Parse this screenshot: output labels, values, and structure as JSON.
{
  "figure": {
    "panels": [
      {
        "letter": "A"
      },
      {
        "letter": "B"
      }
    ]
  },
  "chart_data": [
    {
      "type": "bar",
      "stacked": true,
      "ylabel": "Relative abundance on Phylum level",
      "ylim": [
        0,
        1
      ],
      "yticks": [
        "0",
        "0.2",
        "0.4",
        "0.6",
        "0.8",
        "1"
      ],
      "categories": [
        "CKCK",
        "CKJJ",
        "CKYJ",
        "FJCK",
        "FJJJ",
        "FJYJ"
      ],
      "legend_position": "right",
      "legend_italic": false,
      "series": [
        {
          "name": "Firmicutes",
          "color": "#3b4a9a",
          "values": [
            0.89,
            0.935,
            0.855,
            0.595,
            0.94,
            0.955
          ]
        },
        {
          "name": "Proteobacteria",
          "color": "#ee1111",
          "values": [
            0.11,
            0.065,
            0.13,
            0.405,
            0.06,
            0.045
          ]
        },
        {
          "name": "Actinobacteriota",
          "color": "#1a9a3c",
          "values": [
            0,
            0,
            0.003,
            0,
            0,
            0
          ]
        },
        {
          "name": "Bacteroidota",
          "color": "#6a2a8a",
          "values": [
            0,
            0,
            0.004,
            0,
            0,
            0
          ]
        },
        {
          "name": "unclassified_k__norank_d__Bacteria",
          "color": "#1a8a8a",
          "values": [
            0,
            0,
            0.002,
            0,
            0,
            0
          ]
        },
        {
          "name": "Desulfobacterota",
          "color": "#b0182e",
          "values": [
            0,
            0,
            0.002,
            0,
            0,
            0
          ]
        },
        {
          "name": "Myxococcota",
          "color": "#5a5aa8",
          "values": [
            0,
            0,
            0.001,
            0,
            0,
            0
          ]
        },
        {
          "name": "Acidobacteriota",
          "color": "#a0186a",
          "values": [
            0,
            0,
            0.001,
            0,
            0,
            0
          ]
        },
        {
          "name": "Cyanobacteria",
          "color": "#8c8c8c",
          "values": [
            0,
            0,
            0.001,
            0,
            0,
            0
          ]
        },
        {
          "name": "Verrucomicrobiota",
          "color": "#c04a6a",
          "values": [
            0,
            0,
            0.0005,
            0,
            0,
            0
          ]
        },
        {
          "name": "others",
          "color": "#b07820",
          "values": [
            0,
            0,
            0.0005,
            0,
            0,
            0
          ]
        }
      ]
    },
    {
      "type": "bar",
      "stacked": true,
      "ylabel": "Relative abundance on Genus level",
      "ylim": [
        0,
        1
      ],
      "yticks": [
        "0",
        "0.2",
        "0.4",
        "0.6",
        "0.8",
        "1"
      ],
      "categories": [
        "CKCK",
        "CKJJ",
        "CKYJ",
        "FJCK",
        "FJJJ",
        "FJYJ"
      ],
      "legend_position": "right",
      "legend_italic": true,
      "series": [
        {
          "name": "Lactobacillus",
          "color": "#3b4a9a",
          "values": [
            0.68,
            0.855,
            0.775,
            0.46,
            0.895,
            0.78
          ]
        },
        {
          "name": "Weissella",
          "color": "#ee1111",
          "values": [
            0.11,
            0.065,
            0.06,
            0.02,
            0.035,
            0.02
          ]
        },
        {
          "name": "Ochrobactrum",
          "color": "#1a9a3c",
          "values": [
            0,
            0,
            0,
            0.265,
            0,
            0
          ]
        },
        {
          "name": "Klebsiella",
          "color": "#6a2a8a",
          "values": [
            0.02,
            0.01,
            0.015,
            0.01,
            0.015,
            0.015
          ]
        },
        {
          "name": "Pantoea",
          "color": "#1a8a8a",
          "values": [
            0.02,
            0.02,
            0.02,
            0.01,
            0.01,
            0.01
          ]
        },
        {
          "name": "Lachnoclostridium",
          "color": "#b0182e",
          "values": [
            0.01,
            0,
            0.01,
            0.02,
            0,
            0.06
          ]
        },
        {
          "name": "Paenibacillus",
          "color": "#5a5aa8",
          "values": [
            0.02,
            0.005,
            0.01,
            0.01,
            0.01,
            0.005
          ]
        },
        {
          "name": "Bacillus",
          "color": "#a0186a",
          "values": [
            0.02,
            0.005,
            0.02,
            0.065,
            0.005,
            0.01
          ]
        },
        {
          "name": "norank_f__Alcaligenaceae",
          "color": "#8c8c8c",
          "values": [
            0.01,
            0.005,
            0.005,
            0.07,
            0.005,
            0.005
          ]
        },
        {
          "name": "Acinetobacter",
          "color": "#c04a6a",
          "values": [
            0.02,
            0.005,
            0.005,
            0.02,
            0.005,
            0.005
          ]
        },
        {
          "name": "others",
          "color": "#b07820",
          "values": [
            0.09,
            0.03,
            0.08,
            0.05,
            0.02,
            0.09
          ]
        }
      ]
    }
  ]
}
• • • • • • •
Return only the number of lines in the data above that include the word "Relative".

→ **RESPONSE TO THIS TASK**
2